■ **AIM**
Reproduce every item below line for line and character for character, leaving out the pictures.
+++ GIVEN DATA +++
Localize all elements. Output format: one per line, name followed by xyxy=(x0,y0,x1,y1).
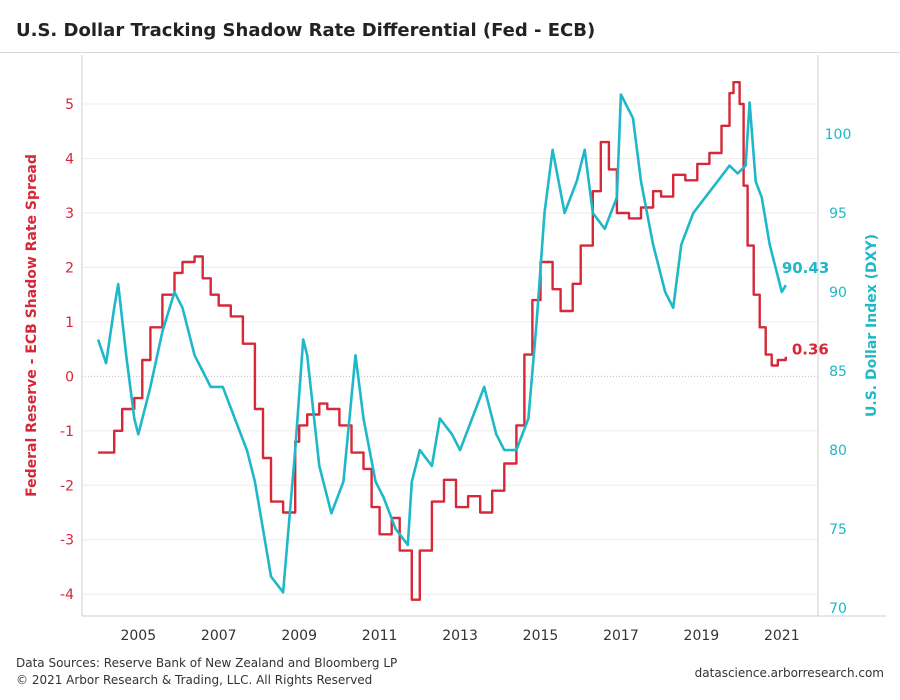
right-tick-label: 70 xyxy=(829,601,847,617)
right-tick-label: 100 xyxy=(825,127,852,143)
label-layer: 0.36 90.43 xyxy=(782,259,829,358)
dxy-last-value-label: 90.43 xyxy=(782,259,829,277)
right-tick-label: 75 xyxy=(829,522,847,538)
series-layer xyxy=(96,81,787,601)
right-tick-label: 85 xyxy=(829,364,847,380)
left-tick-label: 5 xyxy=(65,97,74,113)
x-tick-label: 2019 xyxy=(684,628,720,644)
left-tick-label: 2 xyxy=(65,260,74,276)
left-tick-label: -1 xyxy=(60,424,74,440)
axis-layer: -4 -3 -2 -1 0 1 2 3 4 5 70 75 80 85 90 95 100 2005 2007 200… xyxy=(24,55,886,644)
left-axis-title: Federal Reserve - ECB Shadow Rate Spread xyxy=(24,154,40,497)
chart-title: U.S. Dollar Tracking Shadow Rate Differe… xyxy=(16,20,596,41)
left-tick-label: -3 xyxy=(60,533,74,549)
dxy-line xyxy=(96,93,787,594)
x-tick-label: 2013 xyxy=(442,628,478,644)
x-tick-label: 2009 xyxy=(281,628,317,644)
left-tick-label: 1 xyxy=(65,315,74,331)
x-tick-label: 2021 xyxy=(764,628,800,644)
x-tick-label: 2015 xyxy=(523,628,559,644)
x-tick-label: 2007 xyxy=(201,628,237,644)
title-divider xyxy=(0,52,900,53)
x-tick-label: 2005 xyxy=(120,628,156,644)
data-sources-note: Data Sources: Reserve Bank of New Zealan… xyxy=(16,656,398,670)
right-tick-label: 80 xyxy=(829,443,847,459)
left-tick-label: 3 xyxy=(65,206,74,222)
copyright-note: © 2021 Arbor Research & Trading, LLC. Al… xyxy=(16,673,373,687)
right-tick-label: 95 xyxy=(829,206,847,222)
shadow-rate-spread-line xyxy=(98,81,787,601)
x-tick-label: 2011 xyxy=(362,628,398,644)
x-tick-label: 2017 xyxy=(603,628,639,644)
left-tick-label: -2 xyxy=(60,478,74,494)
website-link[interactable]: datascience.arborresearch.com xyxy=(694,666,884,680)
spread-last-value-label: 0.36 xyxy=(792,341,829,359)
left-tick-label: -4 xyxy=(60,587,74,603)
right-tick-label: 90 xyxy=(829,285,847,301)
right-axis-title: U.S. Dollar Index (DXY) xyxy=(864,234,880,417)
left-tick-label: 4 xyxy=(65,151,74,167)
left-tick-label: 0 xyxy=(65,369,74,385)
+++
■ **OUTPUT BELOW**
Localize all elements. Output format: one per line, name followed by xyxy=(x0,y0,x1,y1).
right-tick-label: 70 xyxy=(829,601,847,617)
right-tick-label: 100 xyxy=(825,127,852,143)
label-layer: 0.36 90.43 xyxy=(782,259,829,358)
dxy-last-value-label: 90.43 xyxy=(782,259,829,277)
right-tick-label: 75 xyxy=(829,522,847,538)
series-layer xyxy=(96,81,787,601)
right-tick-label: 85 xyxy=(829,364,847,380)
left-tick-label: 5 xyxy=(65,97,74,113)
x-tick-label: 2019 xyxy=(684,628,720,644)
left-tick-label: 2 xyxy=(65,260,74,276)
left-tick-label: -1 xyxy=(60,424,74,440)
axis-layer: -4 -3 -2 -1 0 1 2 3 4 5 70 75 80 85 90 95 100 2005 2007 200… xyxy=(24,55,886,644)
left-axis-title: Federal Reserve - ECB Shadow Rate Spread xyxy=(24,154,40,497)
chart-title: U.S. Dollar Tracking Shadow Rate Differe… xyxy=(16,20,596,41)
left-tick-label: -3 xyxy=(60,533,74,549)
dxy-line xyxy=(96,93,787,594)
x-tick-label: 2013 xyxy=(442,628,478,644)
x-tick-label: 2009 xyxy=(281,628,317,644)
left-tick-label: 1 xyxy=(65,315,74,331)
x-tick-label: 2021 xyxy=(764,628,800,644)
x-tick-label: 2015 xyxy=(523,628,559,644)
x-tick-label: 2007 xyxy=(201,628,237,644)
title-divider xyxy=(0,52,900,53)
x-tick-label: 2005 xyxy=(120,628,156,644)
data-sources-note: Data Sources: Reserve Bank of New Zealan… xyxy=(16,656,398,670)
right-tick-label: 80 xyxy=(829,443,847,459)
left-tick-label: 3 xyxy=(65,206,74,222)
copyright-note: © 2021 Arbor Research & Trading, LLC. Al… xyxy=(16,673,373,687)
right-tick-label: 95 xyxy=(829,206,847,222)
shadow-rate-spread-line xyxy=(98,81,787,601)
x-tick-label: 2011 xyxy=(362,628,398,644)
x-tick-label: 2017 xyxy=(603,628,639,644)
left-tick-label: -2 xyxy=(60,478,74,494)
website-link[interactable]: datascience.arborresearch.com xyxy=(694,666,884,680)
spread-last-value-label: 0.36 xyxy=(792,341,829,359)
left-tick-label: -4 xyxy=(60,587,74,603)
right-tick-label: 90 xyxy=(829,285,847,301)
right-axis-title: U.S. Dollar Index (DXY) xyxy=(864,234,880,417)
left-tick-label: 4 xyxy=(65,151,74,167)
left-tick-label: 0 xyxy=(65,369,74,385)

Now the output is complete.